**PROBLEM TO SOLVE**
Using the material that follows, identify and copy each line with the string "Łodzi".

==*==

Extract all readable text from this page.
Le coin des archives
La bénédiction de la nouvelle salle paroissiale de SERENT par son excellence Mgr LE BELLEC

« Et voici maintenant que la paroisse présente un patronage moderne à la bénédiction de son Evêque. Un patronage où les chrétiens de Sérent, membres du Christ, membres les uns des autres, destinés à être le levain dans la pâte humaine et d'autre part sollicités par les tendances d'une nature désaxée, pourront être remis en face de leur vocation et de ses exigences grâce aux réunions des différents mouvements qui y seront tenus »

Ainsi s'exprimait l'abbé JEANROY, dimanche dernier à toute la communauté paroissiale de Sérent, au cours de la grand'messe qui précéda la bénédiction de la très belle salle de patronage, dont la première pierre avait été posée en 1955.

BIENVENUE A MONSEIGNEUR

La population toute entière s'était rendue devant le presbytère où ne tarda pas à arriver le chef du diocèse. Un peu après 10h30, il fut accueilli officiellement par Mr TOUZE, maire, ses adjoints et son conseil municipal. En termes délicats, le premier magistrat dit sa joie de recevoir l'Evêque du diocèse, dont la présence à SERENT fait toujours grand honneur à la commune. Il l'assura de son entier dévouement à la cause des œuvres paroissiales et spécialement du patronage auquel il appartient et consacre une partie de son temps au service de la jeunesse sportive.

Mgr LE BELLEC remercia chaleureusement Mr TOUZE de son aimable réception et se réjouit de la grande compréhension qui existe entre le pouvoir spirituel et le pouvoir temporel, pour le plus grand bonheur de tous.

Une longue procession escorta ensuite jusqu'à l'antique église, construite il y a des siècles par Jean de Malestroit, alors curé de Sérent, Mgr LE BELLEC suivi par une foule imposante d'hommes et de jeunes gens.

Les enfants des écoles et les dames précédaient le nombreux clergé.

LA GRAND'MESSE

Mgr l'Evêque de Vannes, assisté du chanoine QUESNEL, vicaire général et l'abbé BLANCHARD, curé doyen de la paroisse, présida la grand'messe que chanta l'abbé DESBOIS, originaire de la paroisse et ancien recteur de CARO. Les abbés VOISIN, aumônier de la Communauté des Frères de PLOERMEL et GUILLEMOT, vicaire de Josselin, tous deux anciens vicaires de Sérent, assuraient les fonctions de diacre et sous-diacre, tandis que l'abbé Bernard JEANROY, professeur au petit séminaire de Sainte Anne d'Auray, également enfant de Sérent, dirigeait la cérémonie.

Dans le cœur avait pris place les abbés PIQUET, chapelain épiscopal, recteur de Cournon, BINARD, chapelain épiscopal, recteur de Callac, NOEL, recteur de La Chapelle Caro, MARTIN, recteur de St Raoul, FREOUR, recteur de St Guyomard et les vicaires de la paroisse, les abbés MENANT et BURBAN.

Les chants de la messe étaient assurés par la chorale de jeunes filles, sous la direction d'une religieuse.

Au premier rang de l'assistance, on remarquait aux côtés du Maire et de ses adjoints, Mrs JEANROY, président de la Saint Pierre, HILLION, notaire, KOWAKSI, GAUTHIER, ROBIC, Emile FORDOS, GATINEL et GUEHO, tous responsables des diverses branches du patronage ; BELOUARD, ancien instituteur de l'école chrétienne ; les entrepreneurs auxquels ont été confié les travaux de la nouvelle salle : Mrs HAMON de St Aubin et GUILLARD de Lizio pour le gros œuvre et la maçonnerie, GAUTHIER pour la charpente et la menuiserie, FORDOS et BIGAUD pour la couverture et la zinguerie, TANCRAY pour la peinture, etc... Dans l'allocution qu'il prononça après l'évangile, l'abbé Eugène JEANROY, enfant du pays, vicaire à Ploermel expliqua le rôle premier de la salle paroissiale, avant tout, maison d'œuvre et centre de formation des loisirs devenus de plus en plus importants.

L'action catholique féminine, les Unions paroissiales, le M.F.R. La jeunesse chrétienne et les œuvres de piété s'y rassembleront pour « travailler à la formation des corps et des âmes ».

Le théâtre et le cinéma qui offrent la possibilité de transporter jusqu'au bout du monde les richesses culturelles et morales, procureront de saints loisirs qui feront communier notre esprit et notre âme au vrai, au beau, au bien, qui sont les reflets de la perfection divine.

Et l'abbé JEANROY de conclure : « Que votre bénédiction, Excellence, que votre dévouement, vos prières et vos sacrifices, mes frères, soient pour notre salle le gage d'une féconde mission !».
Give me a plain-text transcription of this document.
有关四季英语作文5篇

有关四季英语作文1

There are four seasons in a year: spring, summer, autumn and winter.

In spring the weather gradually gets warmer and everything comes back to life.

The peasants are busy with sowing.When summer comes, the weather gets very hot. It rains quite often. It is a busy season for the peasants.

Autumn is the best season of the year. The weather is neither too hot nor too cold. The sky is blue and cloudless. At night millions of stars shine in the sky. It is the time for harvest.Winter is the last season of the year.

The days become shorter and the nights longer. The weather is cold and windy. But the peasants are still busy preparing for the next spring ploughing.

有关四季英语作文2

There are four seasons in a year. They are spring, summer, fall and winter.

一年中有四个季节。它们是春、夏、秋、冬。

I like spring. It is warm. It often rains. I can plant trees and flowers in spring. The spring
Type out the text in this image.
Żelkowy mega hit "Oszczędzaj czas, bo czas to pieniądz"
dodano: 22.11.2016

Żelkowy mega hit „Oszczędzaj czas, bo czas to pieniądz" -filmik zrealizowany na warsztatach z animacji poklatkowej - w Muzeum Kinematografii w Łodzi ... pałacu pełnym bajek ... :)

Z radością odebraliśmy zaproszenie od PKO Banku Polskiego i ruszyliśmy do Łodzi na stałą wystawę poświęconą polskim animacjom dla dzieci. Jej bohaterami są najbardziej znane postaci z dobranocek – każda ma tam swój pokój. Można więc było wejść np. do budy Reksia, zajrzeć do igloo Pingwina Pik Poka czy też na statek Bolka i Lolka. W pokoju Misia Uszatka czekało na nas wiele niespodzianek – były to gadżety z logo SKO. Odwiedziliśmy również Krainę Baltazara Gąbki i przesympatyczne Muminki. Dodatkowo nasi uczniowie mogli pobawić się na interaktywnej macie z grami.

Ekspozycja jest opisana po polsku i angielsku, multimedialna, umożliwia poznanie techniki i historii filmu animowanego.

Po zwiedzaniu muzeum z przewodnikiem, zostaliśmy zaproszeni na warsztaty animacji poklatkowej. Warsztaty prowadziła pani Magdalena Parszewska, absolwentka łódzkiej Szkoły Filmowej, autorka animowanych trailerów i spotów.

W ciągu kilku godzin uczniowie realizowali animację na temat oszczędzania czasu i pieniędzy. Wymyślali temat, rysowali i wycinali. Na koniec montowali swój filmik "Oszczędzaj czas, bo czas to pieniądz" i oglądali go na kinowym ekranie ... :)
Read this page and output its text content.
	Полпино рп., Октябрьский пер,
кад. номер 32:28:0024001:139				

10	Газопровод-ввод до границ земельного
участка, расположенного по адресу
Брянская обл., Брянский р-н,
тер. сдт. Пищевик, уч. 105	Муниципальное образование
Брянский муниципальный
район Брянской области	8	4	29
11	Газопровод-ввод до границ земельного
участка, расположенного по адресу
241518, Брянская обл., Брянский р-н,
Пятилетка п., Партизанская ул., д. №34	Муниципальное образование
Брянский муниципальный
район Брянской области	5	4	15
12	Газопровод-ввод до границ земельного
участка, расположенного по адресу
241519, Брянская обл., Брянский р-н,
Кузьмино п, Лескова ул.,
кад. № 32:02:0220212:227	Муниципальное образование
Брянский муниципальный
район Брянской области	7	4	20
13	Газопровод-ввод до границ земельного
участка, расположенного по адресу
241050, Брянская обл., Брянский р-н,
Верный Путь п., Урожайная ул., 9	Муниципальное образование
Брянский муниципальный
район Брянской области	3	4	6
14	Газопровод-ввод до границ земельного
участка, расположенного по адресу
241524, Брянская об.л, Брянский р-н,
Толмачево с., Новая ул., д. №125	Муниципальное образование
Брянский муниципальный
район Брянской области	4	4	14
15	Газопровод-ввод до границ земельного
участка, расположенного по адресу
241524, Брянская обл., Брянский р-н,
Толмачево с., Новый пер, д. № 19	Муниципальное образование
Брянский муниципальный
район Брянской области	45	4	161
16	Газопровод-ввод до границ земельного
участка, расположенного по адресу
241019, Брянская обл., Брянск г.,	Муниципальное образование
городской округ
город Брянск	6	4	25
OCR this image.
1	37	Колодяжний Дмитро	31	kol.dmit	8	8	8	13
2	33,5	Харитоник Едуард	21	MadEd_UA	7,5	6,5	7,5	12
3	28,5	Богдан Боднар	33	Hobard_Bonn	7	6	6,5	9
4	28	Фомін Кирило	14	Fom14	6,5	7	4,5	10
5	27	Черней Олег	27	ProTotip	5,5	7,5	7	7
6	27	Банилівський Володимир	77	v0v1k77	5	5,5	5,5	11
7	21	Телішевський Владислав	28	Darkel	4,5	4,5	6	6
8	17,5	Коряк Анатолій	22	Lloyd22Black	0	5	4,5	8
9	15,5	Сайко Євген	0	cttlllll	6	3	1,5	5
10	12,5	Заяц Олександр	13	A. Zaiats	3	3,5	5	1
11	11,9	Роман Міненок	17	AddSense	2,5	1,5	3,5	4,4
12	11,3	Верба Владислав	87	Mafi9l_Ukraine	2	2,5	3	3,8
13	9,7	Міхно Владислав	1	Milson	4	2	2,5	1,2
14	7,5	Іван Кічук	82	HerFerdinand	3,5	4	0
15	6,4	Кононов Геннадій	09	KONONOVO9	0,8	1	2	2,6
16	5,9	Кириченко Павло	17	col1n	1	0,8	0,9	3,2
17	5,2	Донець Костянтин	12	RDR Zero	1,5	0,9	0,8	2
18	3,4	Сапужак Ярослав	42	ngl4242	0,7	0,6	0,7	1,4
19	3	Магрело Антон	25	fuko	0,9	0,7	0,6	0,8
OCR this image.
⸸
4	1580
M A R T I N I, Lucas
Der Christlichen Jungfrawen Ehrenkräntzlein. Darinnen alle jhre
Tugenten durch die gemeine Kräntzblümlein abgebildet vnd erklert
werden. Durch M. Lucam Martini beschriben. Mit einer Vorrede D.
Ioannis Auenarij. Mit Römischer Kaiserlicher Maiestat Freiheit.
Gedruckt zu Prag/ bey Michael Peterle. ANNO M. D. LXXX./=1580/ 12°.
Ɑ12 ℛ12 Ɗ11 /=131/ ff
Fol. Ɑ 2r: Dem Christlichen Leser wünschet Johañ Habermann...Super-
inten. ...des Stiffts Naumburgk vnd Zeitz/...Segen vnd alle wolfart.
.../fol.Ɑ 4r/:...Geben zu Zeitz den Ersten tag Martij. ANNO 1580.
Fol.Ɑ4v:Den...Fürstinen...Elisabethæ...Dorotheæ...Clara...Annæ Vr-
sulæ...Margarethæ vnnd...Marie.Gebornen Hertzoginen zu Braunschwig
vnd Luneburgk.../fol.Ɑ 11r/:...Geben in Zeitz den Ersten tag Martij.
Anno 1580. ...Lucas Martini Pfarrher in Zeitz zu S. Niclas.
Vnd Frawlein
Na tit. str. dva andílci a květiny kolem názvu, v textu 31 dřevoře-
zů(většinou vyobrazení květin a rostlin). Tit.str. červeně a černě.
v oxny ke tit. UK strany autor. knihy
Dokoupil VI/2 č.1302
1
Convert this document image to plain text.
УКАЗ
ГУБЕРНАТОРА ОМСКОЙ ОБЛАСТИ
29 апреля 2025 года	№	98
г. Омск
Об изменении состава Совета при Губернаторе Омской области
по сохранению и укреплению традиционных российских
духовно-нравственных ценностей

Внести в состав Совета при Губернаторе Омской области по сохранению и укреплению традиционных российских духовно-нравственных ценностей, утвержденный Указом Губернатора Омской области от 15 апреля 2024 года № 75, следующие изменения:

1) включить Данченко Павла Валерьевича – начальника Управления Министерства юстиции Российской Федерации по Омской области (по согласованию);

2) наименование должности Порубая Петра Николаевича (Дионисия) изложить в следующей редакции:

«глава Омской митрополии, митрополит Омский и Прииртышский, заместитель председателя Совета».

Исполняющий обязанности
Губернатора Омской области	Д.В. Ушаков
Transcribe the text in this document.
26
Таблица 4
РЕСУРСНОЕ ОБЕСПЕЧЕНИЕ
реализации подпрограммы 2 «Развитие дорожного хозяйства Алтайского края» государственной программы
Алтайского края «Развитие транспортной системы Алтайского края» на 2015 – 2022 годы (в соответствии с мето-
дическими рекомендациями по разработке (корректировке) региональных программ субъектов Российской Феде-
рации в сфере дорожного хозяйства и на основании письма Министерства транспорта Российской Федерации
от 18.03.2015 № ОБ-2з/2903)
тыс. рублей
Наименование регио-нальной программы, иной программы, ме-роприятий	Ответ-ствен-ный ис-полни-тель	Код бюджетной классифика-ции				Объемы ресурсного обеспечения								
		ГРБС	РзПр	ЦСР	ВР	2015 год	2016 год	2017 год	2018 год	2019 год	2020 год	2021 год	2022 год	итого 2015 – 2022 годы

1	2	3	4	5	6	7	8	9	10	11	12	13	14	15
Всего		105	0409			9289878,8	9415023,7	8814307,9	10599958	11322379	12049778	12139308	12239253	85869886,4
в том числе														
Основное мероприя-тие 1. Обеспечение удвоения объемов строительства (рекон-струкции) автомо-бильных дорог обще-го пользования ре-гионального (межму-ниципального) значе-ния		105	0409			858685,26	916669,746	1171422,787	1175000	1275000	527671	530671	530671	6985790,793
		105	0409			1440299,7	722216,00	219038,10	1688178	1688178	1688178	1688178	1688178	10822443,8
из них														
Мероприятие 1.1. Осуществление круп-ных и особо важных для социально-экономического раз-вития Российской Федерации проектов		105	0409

==*==

**WORKED ANSWER**
Żelkowy mega hit „Oszczędzaj czas, bo czas to pieniądz" -filmik zrealizowany na warsztatach z animacji poklatkowej - w Muzeum Kinematografii w Łodzi ... pałacu pełnym bajek ... :)
Z radością odebraliśmy zaproszenie od PKO Banku Polskiego i ruszyliśmy do Łodzi na stałą wystawę poświęconą polskim animacjom dla dzieci. Jej bohaterami są najbardziej znane postaci z dobranocek – każda ma tam swój pokój. Można więc było wejść np. do budy Reksia, zajrzeć do igloo Pingwina Pik Poka czy też na statek Bolka i Lolka. W pokoju Misia Uszatka czekało na nas wiele niespodzianek – były to gadżety z logo SKO. Odwiedziliśmy również Krainę Baltazara Gąbki i przesympatyczne Muminki. Dodatkowo nasi uczniowie mogli pobawić się na interaktywnej macie z grami.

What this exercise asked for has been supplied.